_Requirement_:
Identify the lines that include the word "values", then copy all of them.

[Records about charts and figures]
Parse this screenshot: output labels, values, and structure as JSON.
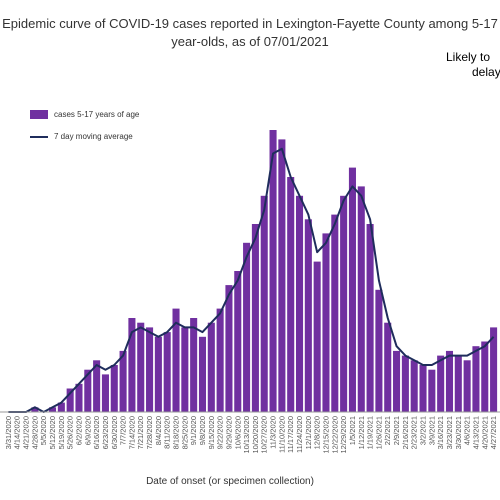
{
  "chart_data": {
    "type": "bar",
    "title_line1": "Epidemic curve of COVID-19 cases reported in Lexington-Fayette County among 5-17",
    "title_line2": "year-olds, as of 07/01/2021",
    "note_line1": "Likely to",
    "note_line2": "delay",
    "xlabel": "Date of onset (or specimen collection)",
    "ylabel": "",
    "series": [
      {
        "name": "cases 5-17 years of age",
        "kind": "bar",
        "color": "#7030a0"
      },
      {
        "name": "7 day moving average",
        "kind": "line",
        "color": "#1f2d5c"
      }
    ],
    "categories": [
      "3/31/2020",
      "4/14/2020",
      "4/21/2020",
      "4/28/2020",
      "5/5/2020",
      "5/12/2020",
      "5/19/2020",
      "5/26/2020",
      "6/2/2020",
      "6/9/2020",
      "6/16/2020",
      "6/23/2020",
      "6/30/2020",
      "7/7/2020",
      "7/14/2020",
      "7/21/2020",
      "7/28/2020",
      "8/4/2020",
      "8/11/2020",
      "8/18/2020",
      "8/25/2020",
      "9/1/2020",
      "9/8/2020",
      "9/15/2020",
      "9/22/2020",
      "9/29/2020",
      "10/6/2020",
      "10/13/2020",
      "10/20/2020",
      "10/27/2020",
      "11/3/2020",
      "11/10/2020",
      "11/17/2020",
      "11/24/2020",
      "12/1/2020",
      "12/8/2020",
      "12/15/2020",
      "12/22/2020",
      "12/29/2020",
      "1/5/2021",
      "1/12/2021",
      "1/19/2021",
      "1/26/2021",
      "2/2/2021",
      "2/9/2021",
      "2/16/2021",
      "2/23/2021",
      "3/2/2021",
      "3/9/2021",
      "3/16/2021",
      "3/23/2021",
      "3/30/2021",
      "4/6/2021",
      "4/13/2021",
      "4/20/2021",
      "4/27/2021"
    ],
    "values": [
      0,
      0,
      0,
      1,
      0,
      1,
      2,
      5,
      6,
      9,
      11,
      8,
      10,
      13,
      20,
      19,
      18,
      16,
      17,
      22,
      18,
      20,
      16,
      19,
      22,
      27,
      30,
      36,
      40,
      46,
      60,
      58,
      50,
      46,
      41,
      32,
      38,
      42,
      46,
      52,
      48,
      40,
      26,
      19,
      13,
      12,
      11,
      10,
      9,
      12,
      13,
      12,
      11,
      14,
      15,
      18
    ],
    "moving_average": [
      0,
      0,
      0,
      1,
      0,
      1,
      2,
      4,
      6,
      8,
      10,
      9,
      10,
      12,
      17,
      18,
      17,
      16,
      17,
      19,
      18,
      18,
      17,
      19,
      21,
      25,
      28,
      33,
      37,
      43,
      55,
      56,
      50,
      46,
      42,
      34,
      36,
      40,
      45,
      48,
      46,
      41,
      28,
      20,
      14,
      12,
      11,
      10,
      10,
      11,
      12,
      12,
      12,
      13,
      14,
      16
    ],
    "legend_position": "top-left",
    "grid": false
  }
}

_Correct result_:
Parse this screenshot: output labels, values, and structure as JSON.
    "values": [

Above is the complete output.